LISTA DE TAREFAS ▸
A. Atualize o trecho reescrevendo tudo desde "E como se chama" até "sem precisarmos chamá-las." e substituindo "caquinhos" por "pedacinhos".
B. No trecho, o amor é comparado a quê?

TRECHO DO DOCUMENTO ▸
■ ■ ■
É que preciso conviver diariamente com manias que, provavelmente, gastaram alguns anos para tornarem-se diárias. Tão incongruentes. Essa saudade das coisas que ainda não parei para viver, ou que somente viverei quando me movimentar o bastante para nem perceber. Saudade dos planos, das vontades, das chances que ainda estão etiquetadas e reservadas para acontecer. E essa ansiedade dos dias seguintes, pelos dias que já passaram e que fui obrigada a deixar para trás - às vezes, sem nem mesmo olhar de volta.
É como uma espécie de miopia, através da qual consigo enxergar mais verdadeiramente o que os outros aparentemente não enxergam. Mesmo que de uma forma embaçada. E é disto que vem a minha nitidez.
Conforto estranho. Há uma certa paz morando ao lado do fato de não saber tudo, mesmo daquilo que eu sei.
Como é tão mais solitário estar com todos os lugares preenchidos à volta, e sentir sensação de vazio. Ou acreditar que se estivessem, de fato, todos desocupados, a ideia da falta talvez não soasse assim tão mal. Talvez.
Me atrapalho e quase tropeço, diante daquelas formas de amor, em que depositamos nossas expectativas, esquecendo (ou fingindo não saber) que a probabilidade das recompensas quase nunca sopra a favor. Qualquer dia desses, tentarei soprar primeiro, como se amor fosse um barquinho de papel - algo pequeno e navegante, que se adapta bem nas poças de algumas chuvas, até se desmanchar. Porque amor também desmancha.
E como se chama o que permanece? Sabe, aqueles caquinhos que fazem com que determinada pessoa seja para sempre aquela determinada pessoa, mesmo depois do que se desmanchou. Como se chamam as coisas que nunca batizaram, registraram ou catalogaram? Penso que sejam essas as que mais quero encontrar, andando mais e mais devagar, até que seus passos alcancem os meus. Coisas inacreditáveis, justamente por sabermos o que são, sem precisarmos chamá-las.
■ ■ ■
DADOS FORNECIDOS ▸
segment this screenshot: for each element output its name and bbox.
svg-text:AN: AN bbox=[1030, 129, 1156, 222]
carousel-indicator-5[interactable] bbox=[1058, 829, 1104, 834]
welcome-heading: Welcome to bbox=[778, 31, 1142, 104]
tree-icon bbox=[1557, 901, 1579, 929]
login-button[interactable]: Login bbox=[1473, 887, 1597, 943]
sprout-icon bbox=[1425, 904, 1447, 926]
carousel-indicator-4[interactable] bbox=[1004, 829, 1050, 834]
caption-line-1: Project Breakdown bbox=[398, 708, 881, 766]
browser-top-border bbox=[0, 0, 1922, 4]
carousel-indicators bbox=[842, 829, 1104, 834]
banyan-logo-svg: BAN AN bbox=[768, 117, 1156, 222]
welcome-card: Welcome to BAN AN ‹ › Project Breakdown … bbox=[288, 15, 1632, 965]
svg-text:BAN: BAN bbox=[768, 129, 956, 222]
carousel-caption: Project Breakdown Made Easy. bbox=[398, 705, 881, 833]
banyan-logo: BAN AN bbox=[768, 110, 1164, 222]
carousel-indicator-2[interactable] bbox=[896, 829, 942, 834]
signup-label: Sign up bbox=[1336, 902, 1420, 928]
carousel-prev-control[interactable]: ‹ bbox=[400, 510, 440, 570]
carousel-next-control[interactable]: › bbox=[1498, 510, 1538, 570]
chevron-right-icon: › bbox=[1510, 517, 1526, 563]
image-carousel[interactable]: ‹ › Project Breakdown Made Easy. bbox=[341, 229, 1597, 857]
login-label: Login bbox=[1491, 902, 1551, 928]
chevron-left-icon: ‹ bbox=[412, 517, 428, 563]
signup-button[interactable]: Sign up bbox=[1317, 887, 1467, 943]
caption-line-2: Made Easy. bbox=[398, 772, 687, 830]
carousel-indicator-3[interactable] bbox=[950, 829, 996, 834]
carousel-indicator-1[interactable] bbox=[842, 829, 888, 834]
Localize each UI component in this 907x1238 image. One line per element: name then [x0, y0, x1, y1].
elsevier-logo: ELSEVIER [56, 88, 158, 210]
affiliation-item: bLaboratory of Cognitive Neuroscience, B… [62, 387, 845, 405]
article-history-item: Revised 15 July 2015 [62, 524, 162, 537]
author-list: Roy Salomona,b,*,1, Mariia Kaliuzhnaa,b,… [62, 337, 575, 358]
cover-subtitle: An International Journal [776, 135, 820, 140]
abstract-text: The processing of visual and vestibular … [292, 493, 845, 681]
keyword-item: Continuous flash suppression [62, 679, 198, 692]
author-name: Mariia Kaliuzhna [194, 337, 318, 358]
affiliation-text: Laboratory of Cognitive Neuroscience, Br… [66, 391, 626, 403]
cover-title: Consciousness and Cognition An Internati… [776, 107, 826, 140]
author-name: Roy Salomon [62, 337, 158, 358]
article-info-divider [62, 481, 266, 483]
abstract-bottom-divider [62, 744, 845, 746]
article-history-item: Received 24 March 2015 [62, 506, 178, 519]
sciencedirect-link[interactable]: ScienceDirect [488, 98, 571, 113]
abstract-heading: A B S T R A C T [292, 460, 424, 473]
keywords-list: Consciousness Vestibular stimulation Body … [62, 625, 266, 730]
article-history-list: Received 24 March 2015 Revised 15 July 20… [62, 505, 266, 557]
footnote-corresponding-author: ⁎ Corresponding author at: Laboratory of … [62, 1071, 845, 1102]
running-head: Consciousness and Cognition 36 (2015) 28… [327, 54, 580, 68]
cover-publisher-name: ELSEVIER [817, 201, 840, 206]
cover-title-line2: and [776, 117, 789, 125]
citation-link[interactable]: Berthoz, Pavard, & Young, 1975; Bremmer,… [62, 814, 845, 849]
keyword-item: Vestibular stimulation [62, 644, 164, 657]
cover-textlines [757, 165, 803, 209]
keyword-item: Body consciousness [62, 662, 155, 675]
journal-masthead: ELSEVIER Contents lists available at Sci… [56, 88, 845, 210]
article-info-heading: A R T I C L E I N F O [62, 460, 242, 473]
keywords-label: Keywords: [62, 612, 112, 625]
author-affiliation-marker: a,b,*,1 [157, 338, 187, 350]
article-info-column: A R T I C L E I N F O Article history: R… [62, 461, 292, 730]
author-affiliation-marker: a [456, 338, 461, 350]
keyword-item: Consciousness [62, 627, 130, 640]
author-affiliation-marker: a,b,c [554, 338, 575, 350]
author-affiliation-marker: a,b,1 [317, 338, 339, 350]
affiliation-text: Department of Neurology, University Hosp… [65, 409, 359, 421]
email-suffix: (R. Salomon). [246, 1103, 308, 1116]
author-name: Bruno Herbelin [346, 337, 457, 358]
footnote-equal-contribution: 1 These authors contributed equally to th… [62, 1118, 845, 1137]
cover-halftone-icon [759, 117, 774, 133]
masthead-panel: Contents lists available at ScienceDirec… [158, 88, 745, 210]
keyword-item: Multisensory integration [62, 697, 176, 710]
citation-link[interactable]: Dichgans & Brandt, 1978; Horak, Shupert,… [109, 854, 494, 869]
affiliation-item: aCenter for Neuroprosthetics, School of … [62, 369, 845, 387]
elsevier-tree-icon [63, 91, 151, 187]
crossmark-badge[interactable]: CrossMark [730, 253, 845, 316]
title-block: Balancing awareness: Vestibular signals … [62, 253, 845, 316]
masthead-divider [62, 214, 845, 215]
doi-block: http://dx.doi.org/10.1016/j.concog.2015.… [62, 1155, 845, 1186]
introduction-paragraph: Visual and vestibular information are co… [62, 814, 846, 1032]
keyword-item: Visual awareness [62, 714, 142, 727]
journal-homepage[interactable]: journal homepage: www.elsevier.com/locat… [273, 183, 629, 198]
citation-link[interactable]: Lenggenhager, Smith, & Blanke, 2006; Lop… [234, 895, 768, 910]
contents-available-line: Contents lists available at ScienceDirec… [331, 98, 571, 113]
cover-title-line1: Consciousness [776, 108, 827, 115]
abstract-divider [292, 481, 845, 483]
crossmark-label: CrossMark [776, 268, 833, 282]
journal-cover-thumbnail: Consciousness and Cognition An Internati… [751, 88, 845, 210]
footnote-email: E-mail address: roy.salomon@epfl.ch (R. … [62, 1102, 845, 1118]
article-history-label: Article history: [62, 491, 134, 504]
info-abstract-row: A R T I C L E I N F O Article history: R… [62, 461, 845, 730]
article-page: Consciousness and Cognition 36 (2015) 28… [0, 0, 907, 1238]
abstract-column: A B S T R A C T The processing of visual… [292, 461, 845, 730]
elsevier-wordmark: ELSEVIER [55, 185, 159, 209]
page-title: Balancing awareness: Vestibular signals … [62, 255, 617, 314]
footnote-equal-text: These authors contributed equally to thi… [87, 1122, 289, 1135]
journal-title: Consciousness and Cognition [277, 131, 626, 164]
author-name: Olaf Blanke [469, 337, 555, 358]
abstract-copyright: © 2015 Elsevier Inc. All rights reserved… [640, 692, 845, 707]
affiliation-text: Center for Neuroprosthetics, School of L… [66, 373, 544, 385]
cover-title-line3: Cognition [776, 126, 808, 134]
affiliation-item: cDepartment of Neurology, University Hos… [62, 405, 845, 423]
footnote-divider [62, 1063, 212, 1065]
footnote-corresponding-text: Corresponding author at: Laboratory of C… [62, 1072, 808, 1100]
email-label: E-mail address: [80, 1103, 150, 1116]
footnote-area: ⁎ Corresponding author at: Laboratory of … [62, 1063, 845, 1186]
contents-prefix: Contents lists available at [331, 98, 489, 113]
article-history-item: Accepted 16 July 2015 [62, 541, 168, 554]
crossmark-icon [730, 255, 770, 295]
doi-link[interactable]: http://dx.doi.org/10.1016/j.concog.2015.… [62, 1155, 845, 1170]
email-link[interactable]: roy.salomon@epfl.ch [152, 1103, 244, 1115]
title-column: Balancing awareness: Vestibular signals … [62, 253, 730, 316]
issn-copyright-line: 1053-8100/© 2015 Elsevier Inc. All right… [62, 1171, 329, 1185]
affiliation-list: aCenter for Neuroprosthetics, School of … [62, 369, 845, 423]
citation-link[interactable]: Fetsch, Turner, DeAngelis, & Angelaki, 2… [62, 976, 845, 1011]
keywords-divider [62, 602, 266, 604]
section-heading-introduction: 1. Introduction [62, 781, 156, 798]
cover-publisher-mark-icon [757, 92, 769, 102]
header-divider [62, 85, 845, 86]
■ ■ ■
RESPOSTAS FORNECIDAS ▸
A.
E como se chama o que permanece? Sabe, aqueles pedacinhos que fazem com que determinada pessoa seja para sempre aquela determinada pessoa, mesmo depois do que se desmanchou. Como se chamam as coisas que nunca batizaram, registraram ou catalogaram? Penso que sejam essas as que mais quero encontrar, andando mais e mais devagar, até que seus passos alcancem os meus. Coisas inacreditáveis, justamente por sabermos o que são, sem precisarmos chamá-las.

B. A um barquinho de papel.